• TASK REQUIREMENTS: Beneath this task are records; count the lines among them that contain the word "start" and answer with the number only.

-------- PROVIDED INFORMATION --------

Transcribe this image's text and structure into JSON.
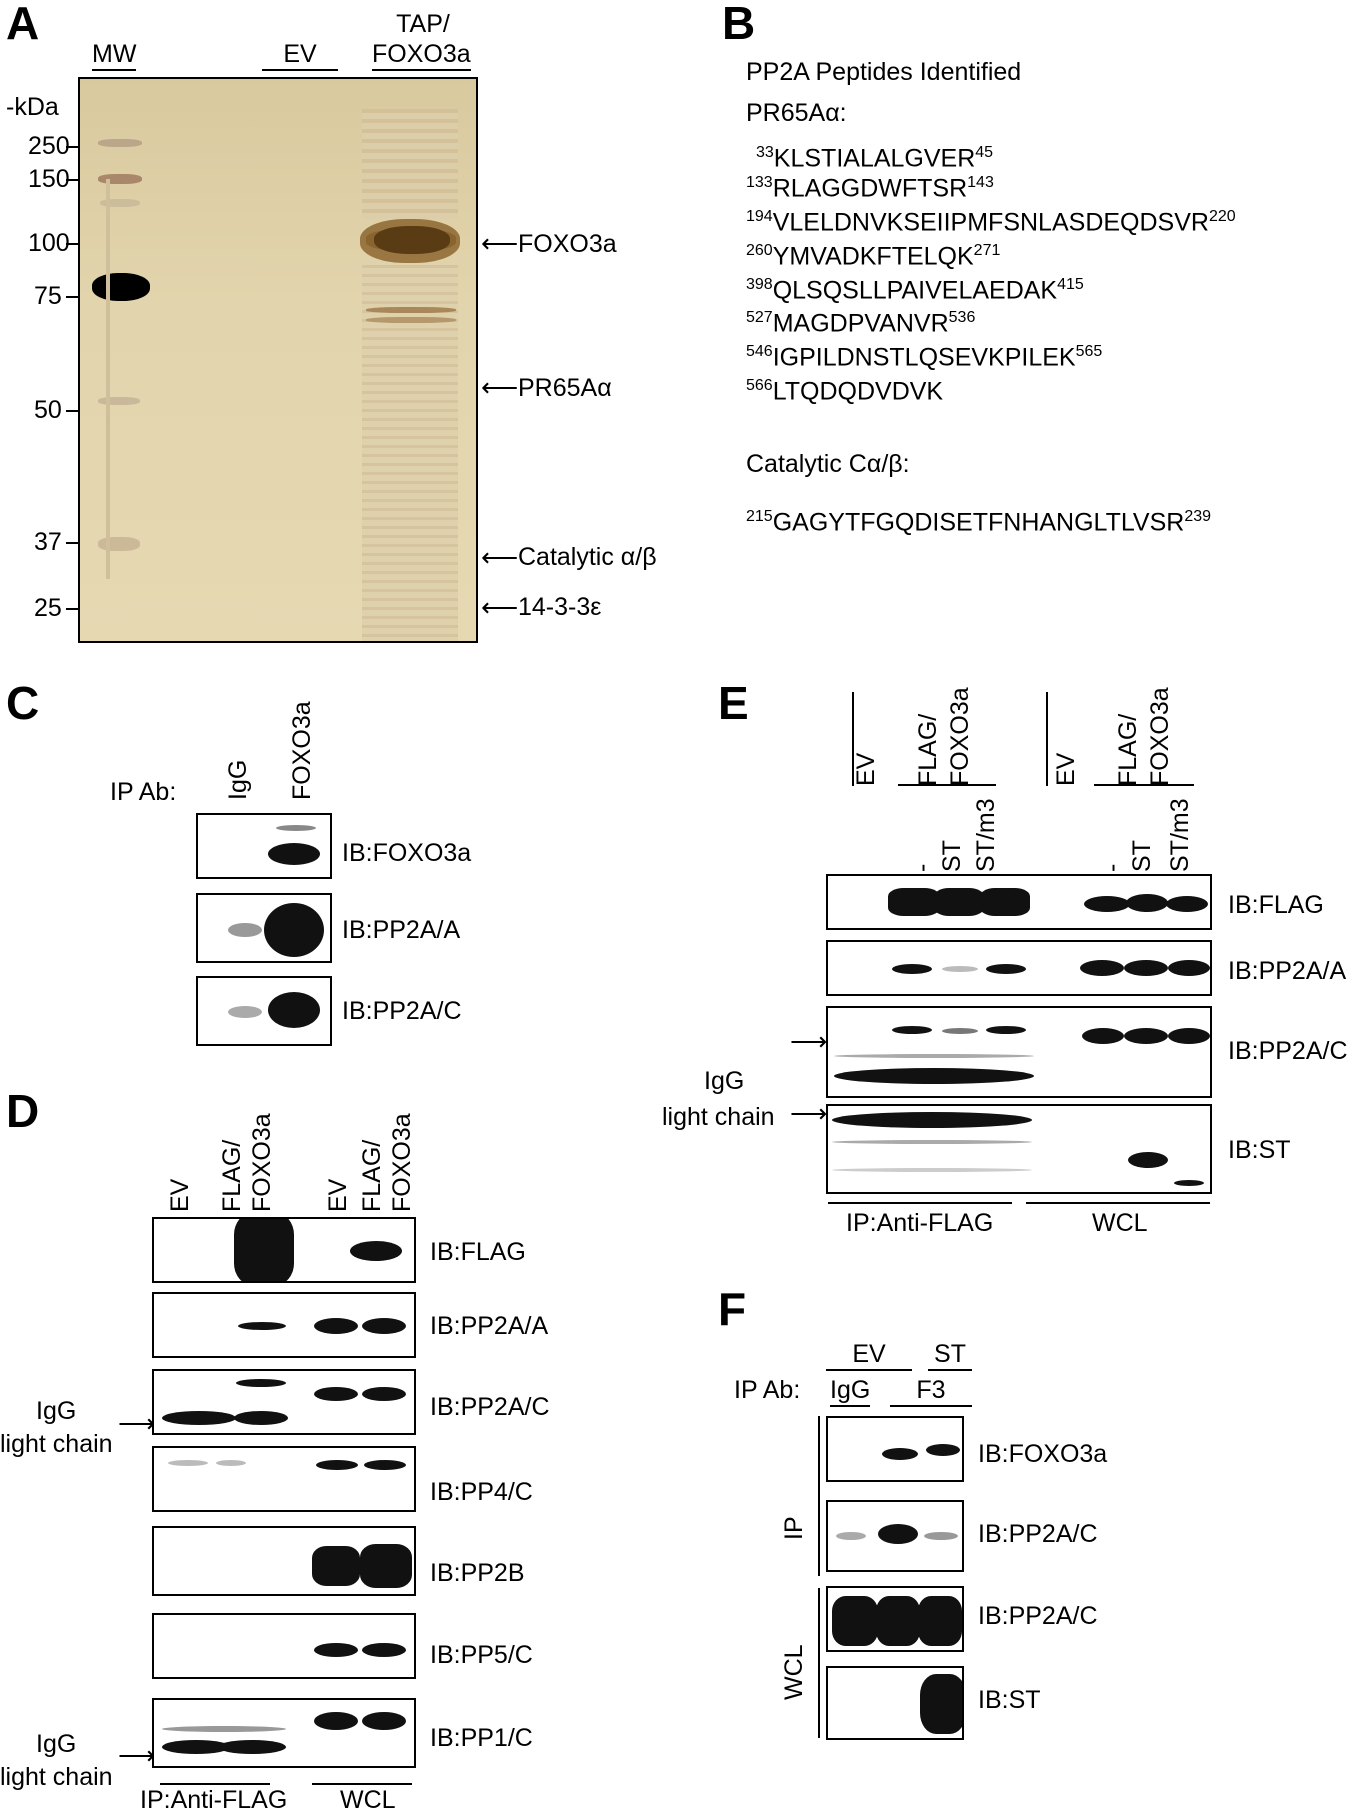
{
  "panels": {
    "a": "A",
    "b": "B",
    "c": "C",
    "d": "D",
    "e": "E",
    "f": "F"
  },
  "panel_a": {
    "lanes": {
      "mw": "MW",
      "ev": "EV",
      "tap_line1": "TAP/",
      "tap_line2": "FOXO3a"
    },
    "kda_label": "-kDa",
    "markers": [
      "250",
      "150",
      "100",
      "75",
      "50",
      "37",
      "25"
    ],
    "bands": {
      "foxo3a": "FOXO3a",
      "pr65": "PR65Aα",
      "catalytic": "Catalytic α/β",
      "1433": "14-3-3ε"
    }
  },
  "panel_b": {
    "title": "PP2A Peptides Identified",
    "pr65_title": "PR65Aα:",
    "peptides": [
      {
        "start": "33",
        "seq": "KLSTIALALGVER",
        "end": "45"
      },
      {
        "start": "133",
        "seq": "RLAGGDWFTSR",
        "end": "143"
      },
      {
        "start": "194",
        "seq": "VLELDNVKSEIIPMFSNLASDEQDSVR",
        "end": "220"
      },
      {
        "start": "260",
        "seq": "YMVADKFTELQK",
        "end": "271"
      },
      {
        "start": "398",
        "seq": "QLSQSLLPAIVELAEDAK",
        "end": "415"
      },
      {
        "start": "527",
        "seq": "MAGDPVANVR",
        "end": "536"
      },
      {
        "start": "546",
        "seq": "IGPILDNSTLQSEVKPILEK",
        "end": "565"
      },
      {
        "start": "566",
        "seq": "LTQDQDVDVK",
        "end": ""
      }
    ],
    "catalytic_title": "Catalytic Cα/β:",
    "catalytic_peptide": {
      "start": "215",
      "seq": "GAGYTFGQDISETFNHANGLTLVSR",
      "end": "239"
    }
  },
  "panel_c": {
    "ip_label": "IP Ab:",
    "lanes": [
      "IgG",
      "FOXO3a"
    ],
    "blots": [
      "IB:FOXO3a",
      "IB:PP2A/A",
      "IB:PP2A/C"
    ]
  },
  "panel_d": {
    "lanes": [
      "EV",
      "FLAG/",
      "FOXO3a",
      "EV",
      "FLAG/",
      "FOXO3a"
    ],
    "blots": [
      "IB:FLAG",
      "IB:PP2A/A",
      "IB:PP2A/C",
      "IB:PP4/C",
      "IB:PP2B",
      "IB:PP5/C",
      "IB:PP1/C"
    ],
    "igg1": "IgG",
    "igg2": "light chain",
    "groups": [
      "IP:Anti-FLAG",
      "WCL"
    ]
  },
  "panel_e": {
    "lanes": [
      "EV",
      "FLAG/",
      "FOXO3a",
      "EV",
      "FLAG/",
      "FOXO3a"
    ],
    "sub": [
      "-",
      "ST",
      "ST/m3",
      "-",
      "ST",
      "ST/m3"
    ],
    "blots": [
      "IB:FLAG",
      "IB:PP2A/A",
      "IB:PP2A/C",
      "IB:ST"
    ],
    "igg1": "IgG",
    "igg2": "light chain",
    "groups": [
      "IP:Anti-FLAG",
      "WCL"
    ]
  },
  "panel_f": {
    "top": [
      "EV",
      "ST"
    ],
    "ip_label": "IP Ab:",
    "lanes": [
      "IgG",
      "F3"
    ],
    "side": [
      "IP",
      "WCL"
    ],
    "blots": [
      "IB:FOXO3a",
      "IB:PP2A/C",
      "IB:PP2A/C",
      "IB:ST"
    ]
  }
}
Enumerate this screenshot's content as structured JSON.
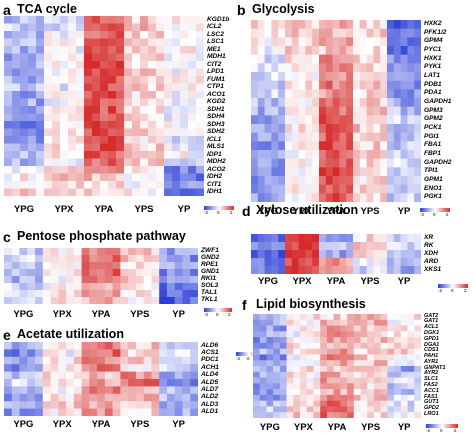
{
  "colors": {
    "low": "#2b3fd6",
    "mid": "#ffffff",
    "high": "#d62b2b"
  },
  "colorbar_ticks": [
    "-2",
    "0",
    "2"
  ],
  "panels": [
    {
      "id": "a",
      "label": "a",
      "title": "TCA cycle",
      "conditions": [
        "YPG",
        "YPX",
        "YPA",
        "YPS",
        "YP"
      ],
      "genes": [
        "KGD1b",
        "ICL2",
        "LSC2",
        "LSC1",
        "ME1",
        "MDH1",
        "CIT2",
        "LPD1",
        "FUM1",
        "CTP1",
        "ACO1",
        "KGD2",
        "SDH1",
        "SDH4",
        "SDH3",
        "SDH2",
        "ICL1",
        "MLS1",
        "IDP1",
        "MDH2",
        "ACO2",
        "IDH2",
        "CIT1",
        "IDH1"
      ],
      "profiles": [
        [
          -0.6,
          -0.2,
          1.6,
          0.5,
          0.1
        ],
        [
          -0.5,
          -0.3,
          1.4,
          0.6,
          0.2
        ],
        [
          -0.7,
          -0.1,
          1.5,
          0.4,
          -0.1
        ],
        [
          -0.6,
          0.0,
          1.7,
          0.3,
          0.0
        ],
        [
          -0.8,
          -0.2,
          1.5,
          0.6,
          0.1
        ],
        [
          -0.9,
          0.1,
          1.6,
          0.4,
          -0.2
        ],
        [
          -0.7,
          0.0,
          1.8,
          0.2,
          -0.1
        ],
        [
          -0.8,
          -0.1,
          1.6,
          0.5,
          0.0
        ],
        [
          -0.9,
          0.0,
          1.5,
          0.3,
          0.1
        ],
        [
          -0.6,
          -0.2,
          1.7,
          0.4,
          0.0
        ],
        [
          -1.0,
          0.1,
          1.6,
          0.3,
          -0.1
        ],
        [
          -0.9,
          0.0,
          1.5,
          0.5,
          0.0
        ],
        [
          -1.1,
          0.1,
          1.6,
          0.4,
          -0.2
        ],
        [
          -1.0,
          0.2,
          1.5,
          0.3,
          -0.1
        ],
        [
          -1.2,
          0.0,
          1.7,
          0.5,
          0.0
        ],
        [
          -1.1,
          0.1,
          1.6,
          0.4,
          -0.1
        ],
        [
          -1.0,
          0.3,
          1.8,
          0.2,
          -0.3
        ],
        [
          -0.9,
          0.2,
          1.7,
          0.4,
          -0.2
        ],
        [
          -0.8,
          0.1,
          1.5,
          0.6,
          0.0
        ],
        [
          -0.7,
          0.0,
          1.4,
          0.5,
          -0.4
        ],
        [
          -0.3,
          0.5,
          1.0,
          0.2,
          -1.3
        ],
        [
          0.1,
          0.6,
          0.6,
          0.1,
          -1.5
        ],
        [
          0.2,
          0.5,
          0.4,
          0.0,
          -1.2
        ],
        [
          0.4,
          0.6,
          0.3,
          0.1,
          -1.4
        ]
      ]
    },
    {
      "id": "b",
      "label": "b",
      "title": "Glycolysis",
      "conditions": [
        "YPG",
        "YPX",
        "YPA",
        "YPS",
        "YP"
      ],
      "genes": [
        "HXK2",
        "PFK1/2",
        "GPM4",
        "PYC1",
        "HXK1",
        "PYK1",
        "LAT1",
        "PDB1",
        "PDA1",
        "GAPDH1",
        "GPM3",
        "GPM2",
        "PCK1",
        "PGI1",
        "FBA1",
        "FBP1",
        "GAPDH2",
        "TPI1",
        "GPM1",
        "ENO1",
        "PGK1"
      ],
      "profiles": [
        [
          0.3,
          0.5,
          0.7,
          0.2,
          -1.6
        ],
        [
          0.2,
          0.6,
          0.6,
          0.4,
          -1.5
        ],
        [
          0.1,
          0.5,
          0.8,
          0.3,
          -1.3
        ],
        [
          0.0,
          0.6,
          0.5,
          0.2,
          -1.7
        ],
        [
          -0.3,
          0.4,
          1.0,
          0.3,
          -1.2
        ],
        [
          -0.4,
          0.3,
          1.2,
          0.4,
          -1.1
        ],
        [
          -0.3,
          0.2,
          1.1,
          0.3,
          -1.0
        ],
        [
          -0.5,
          0.3,
          1.2,
          0.5,
          -1.3
        ],
        [
          -0.4,
          0.4,
          1.0,
          0.3,
          -1.2
        ],
        [
          -0.6,
          0.2,
          1.3,
          0.4,
          -0.9
        ],
        [
          -0.8,
          0.1,
          1.4,
          0.5,
          -0.6
        ],
        [
          -0.9,
          0.0,
          1.5,
          0.4,
          -0.5
        ],
        [
          -1.0,
          0.2,
          1.6,
          0.5,
          -0.7
        ],
        [
          -0.9,
          0.1,
          1.5,
          0.3,
          -0.6
        ],
        [
          -1.1,
          0.0,
          1.7,
          0.4,
          -0.5
        ],
        [
          -1.0,
          0.1,
          1.6,
          0.5,
          -0.6
        ],
        [
          -1.1,
          0.2,
          1.5,
          0.3,
          -0.4
        ],
        [
          -1.0,
          0.0,
          1.6,
          0.4,
          -0.5
        ],
        [
          -1.2,
          0.1,
          1.7,
          0.3,
          -0.6
        ],
        [
          -1.1,
          0.0,
          1.6,
          0.5,
          -0.4
        ],
        [
          -1.0,
          0.2,
          1.5,
          0.4,
          -0.5
        ]
      ]
    },
    {
      "id": "c",
      "label": "c",
      "title": "Pentose phosphate pathway",
      "conditions": [
        "YPG",
        "YPX",
        "YPA",
        "YPS",
        "YP"
      ],
      "genes": [
        "ZWF1",
        "GND2",
        "RPE1",
        "GND1",
        "RKI1",
        "SOL3",
        "TAL1",
        "TKL1"
      ],
      "profiles": [
        [
          -0.5,
          0.2,
          1.2,
          0.4,
          -1.0
        ],
        [
          -0.4,
          0.3,
          1.4,
          0.5,
          -1.1
        ],
        [
          -0.6,
          0.1,
          1.6,
          0.3,
          -0.9
        ],
        [
          -0.5,
          0.2,
          1.5,
          0.2,
          -1.2
        ],
        [
          -0.7,
          0.0,
          1.3,
          0.4,
          -1.0
        ],
        [
          -0.3,
          0.1,
          0.9,
          0.2,
          -1.4
        ],
        [
          -0.2,
          0.3,
          0.8,
          0.3,
          -1.5
        ],
        [
          -0.4,
          0.2,
          0.7,
          0.1,
          -1.6
        ]
      ]
    },
    {
      "id": "d",
      "label": "d",
      "title": "Xylose utilization",
      "conditions": [
        "YPG",
        "YPX",
        "YPA",
        "YPS",
        "YP"
      ],
      "genes": [
        "XR",
        "RK",
        "XDH",
        "ARD",
        "XKS1"
      ],
      "profiles": [
        [
          -1.5,
          2.0,
          -0.8,
          0.3,
          -0.6
        ],
        [
          -1.3,
          1.9,
          -0.6,
          0.6,
          -0.4
        ],
        [
          -1.6,
          2.1,
          -0.9,
          0.4,
          -0.5
        ],
        [
          -1.4,
          1.8,
          0.9,
          -0.2,
          -0.8
        ],
        [
          -1.2,
          1.7,
          1.2,
          -0.4,
          -0.9
        ]
      ]
    },
    {
      "id": "e",
      "label": "e",
      "title": "Acetate utilization",
      "conditions": [
        "YPG",
        "YPX",
        "YPA",
        "YPS",
        "YP"
      ],
      "genes": [
        "ALD6",
        "ACS1",
        "PDC1",
        "ACH1",
        "ALD4",
        "ALD5",
        "ALD7",
        "ALD2",
        "ALD3",
        "ALD1"
      ],
      "profiles": [
        [
          -0.8,
          0.2,
          1.2,
          0.5,
          -0.6
        ],
        [
          -1.2,
          0.0,
          1.4,
          0.3,
          -0.4
        ],
        [
          -0.9,
          0.3,
          1.0,
          0.6,
          -0.7
        ],
        [
          -1.1,
          0.1,
          1.3,
          0.2,
          -0.5
        ],
        [
          -0.6,
          0.4,
          0.6,
          1.1,
          -1.0
        ],
        [
          -0.4,
          0.2,
          0.8,
          1.3,
          -1.2
        ],
        [
          -0.9,
          0.0,
          1.1,
          0.7,
          -0.6
        ],
        [
          -1.0,
          0.3,
          0.9,
          0.9,
          -0.8
        ],
        [
          -0.8,
          0.5,
          0.7,
          0.6,
          -1.1
        ],
        [
          -1.1,
          0.2,
          1.0,
          0.4,
          -0.9
        ]
      ]
    },
    {
      "id": "f",
      "label": "f",
      "title": "Lipid biosynthesis",
      "conditions": [
        "YPG",
        "YPX",
        "YPA",
        "YPS",
        "YP"
      ],
      "genes": [
        "GAT2",
        "GAT1",
        "ACL1",
        "DGK1",
        "GPD1",
        "DGA1",
        "CDS1",
        "PAH1",
        "AYR1",
        "GNPAT1",
        "AYR2",
        "SLC1",
        "FAS2",
        "ACC1",
        "FAS1",
        "GUT1",
        "GPD2",
        "LRO1"
      ],
      "profiles": [
        [
          -0.6,
          0.3,
          0.4,
          0.8,
          0.2
        ],
        [
          -0.8,
          0.1,
          0.6,
          0.9,
          0.0
        ],
        [
          -1.0,
          0.2,
          0.9,
          0.5,
          0.1
        ],
        [
          -0.9,
          0.0,
          1.0,
          0.4,
          0.2
        ],
        [
          -1.1,
          0.1,
          0.8,
          0.6,
          0.3
        ],
        [
          -1.0,
          0.3,
          0.7,
          0.4,
          0.5
        ],
        [
          -0.8,
          0.2,
          0.9,
          0.3,
          0.4
        ],
        [
          -1.2,
          0.0,
          1.1,
          0.5,
          0.2
        ],
        [
          -0.9,
          0.1,
          0.8,
          0.6,
          0.1
        ],
        [
          -0.7,
          0.3,
          0.5,
          0.4,
          -0.9
        ],
        [
          -0.8,
          0.2,
          0.7,
          0.3,
          -0.6
        ],
        [
          -1.0,
          0.1,
          0.9,
          0.5,
          -0.5
        ],
        [
          -1.1,
          0.0,
          1.0,
          0.3,
          -0.7
        ],
        [
          -0.9,
          0.2,
          0.8,
          0.4,
          -0.8
        ],
        [
          -1.0,
          0.1,
          1.1,
          0.5,
          -0.4
        ],
        [
          -0.6,
          0.4,
          1.3,
          0.2,
          -0.3
        ],
        [
          -0.5,
          0.3,
          1.5,
          0.1,
          -0.2
        ],
        [
          -0.4,
          0.5,
          1.4,
          0.3,
          -0.1
        ]
      ]
    }
  ]
}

--------

• ANSWER FOR THE TASK: 9